Start of Page text
Second international AI safety seport highlights ‘deeply uncertain’

Second international AI safety seport highlights ‘deeply uncertain’ Second international AI safety seport highlights ‘deeply uncertain’

More than 100 artificial intelligence experts have published the second International AI safety report, warning that the overall trajectory of general-purpose AI systems remains ‘deeply uncertain’ despite rapid advances in capability and growing deployment.

Released earlier this month ahead of the India AI Impact Summit, the report outlines a broad spectrum of risks associated with AI systems. Some of these included potential impacts on jobs, environmental pressures and the malicious uses such as cyber-attacks and AI generated misinformation.

The authors note that while AI capabilities have improved over the past year, progress remains ‘jagged’, with systems excelling at some complex tasks while failing at simpler ones. They also highlight an ‘evaluation gap’, warning that benchmark results cannot reliably predict real-world utility or risk.

Sachin Agrawal, Managing Director for Zoho UK, commented: “AI is already delivering meaningful gains for UK businesses, from accelerating decision-making to strengthening fraud detection, and its potential will only grow as frontier systems mature. However, this very evolution, which the latest international safety report describes as ‘deeply uncertain’, shows why we need clear, enforceable regulation that gives confidence to innovators and the public.”
End of Page text
• _Problems to solve_
1. Quote the passage of the AI safety report article that opens with the words containing "Released earlier this" and ends with "utility or risk.".
2. Answer these questions from the AI safety report article:
(a) How many artificial intelligence experts published the report?
(b) Ahead of which event was the report released?
(c) What position does Sachin Agrawal hold?
Start of Supplied data
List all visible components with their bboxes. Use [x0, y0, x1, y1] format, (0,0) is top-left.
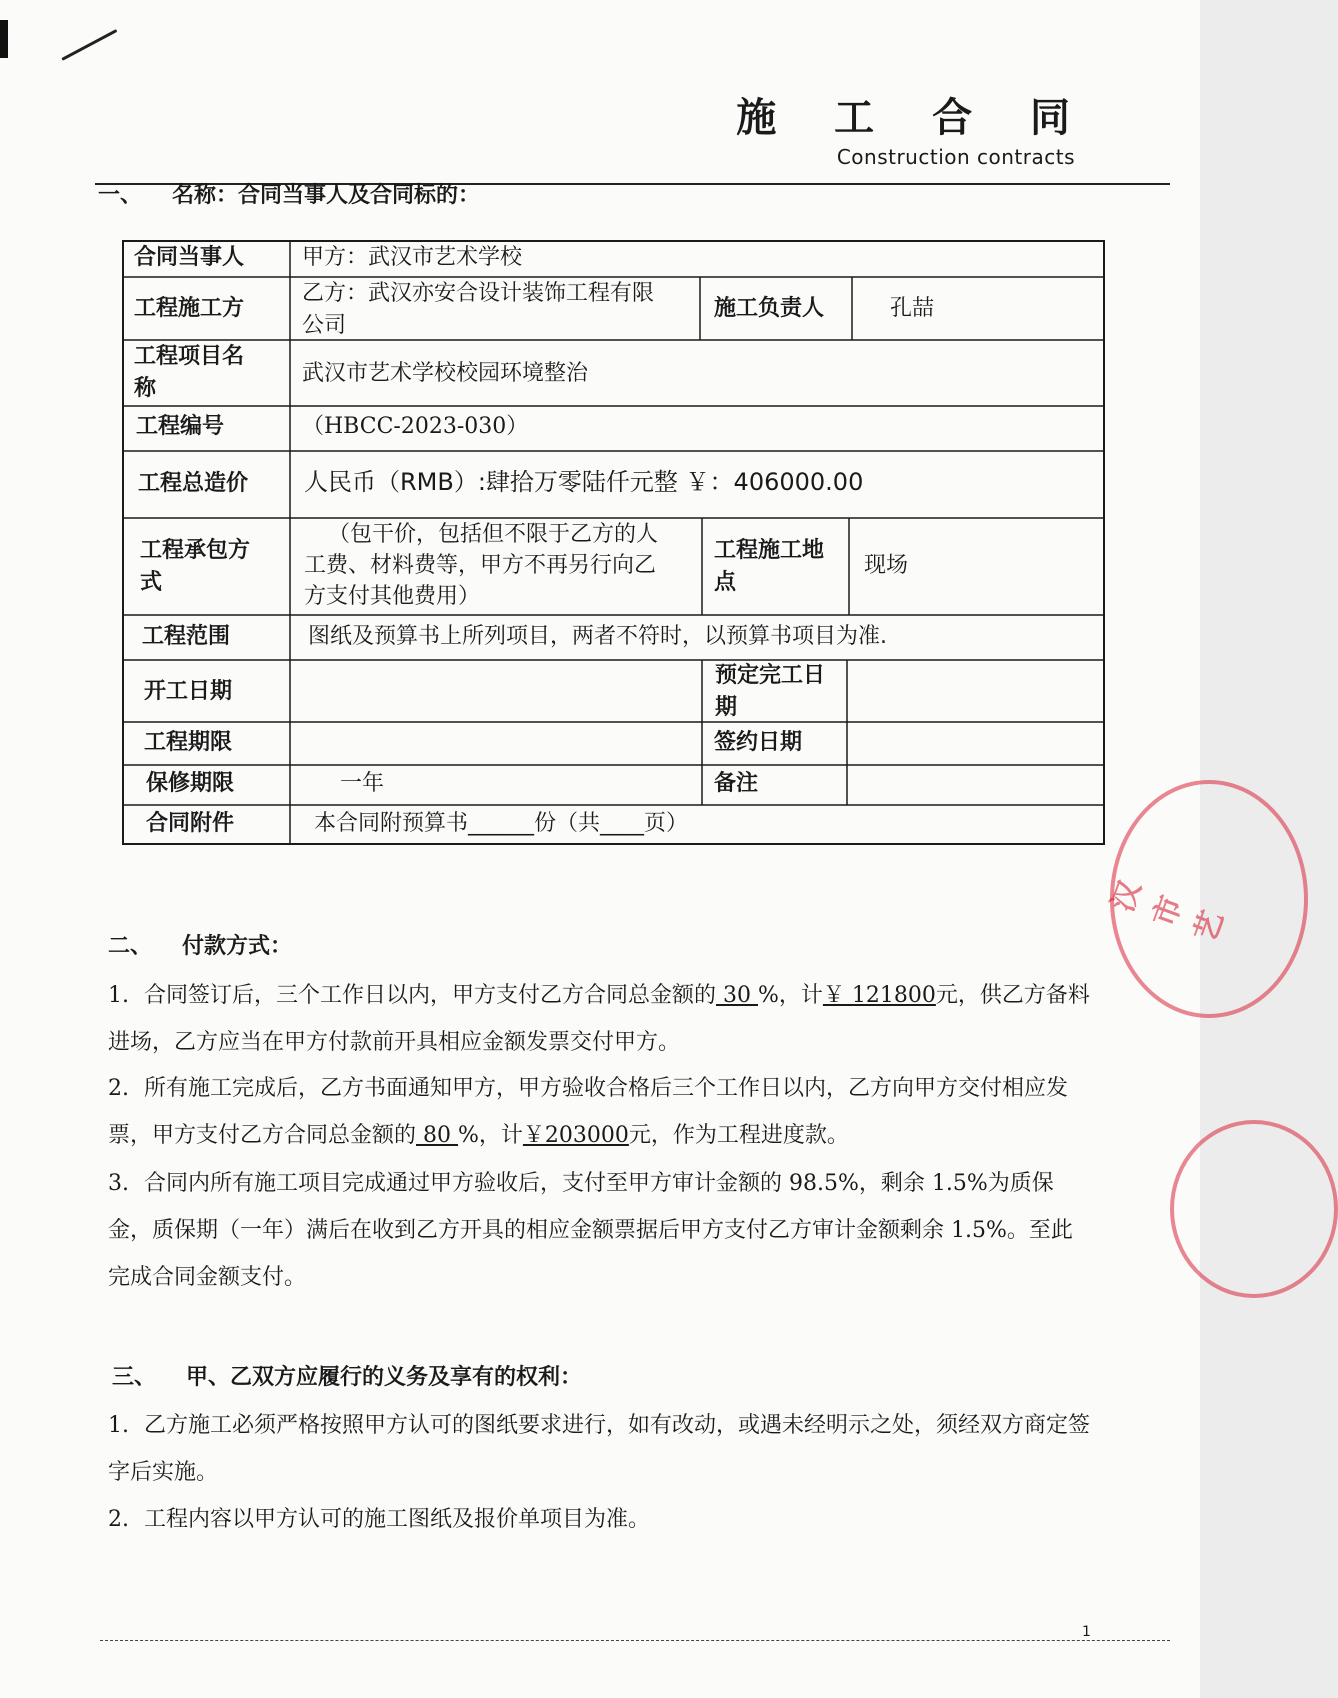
End of Supplied data
• _Task-by-task solutions_
1.
Released earlier this month ahead of the India AI Impact Summit, the report outlines a broad spectrum of risks associated with AI systems. Some of these included potential impacts on jobs, environmental pressures and the malicious uses such as cyber-attacks and AI generated misinformation.

The authors note that while AI capabilities have improved over the past year, progress remains ‘jagged’, with systems excelling at some complex tasks while failing at simpler ones. They also highlight an ‘evaluation gap’, warning that benchmark results cannot reliably predict real-world utility or risk.

2.
(a) More than 100.
(b) The India AI Impact Summit.
(c) Managing Director for Zoho UK.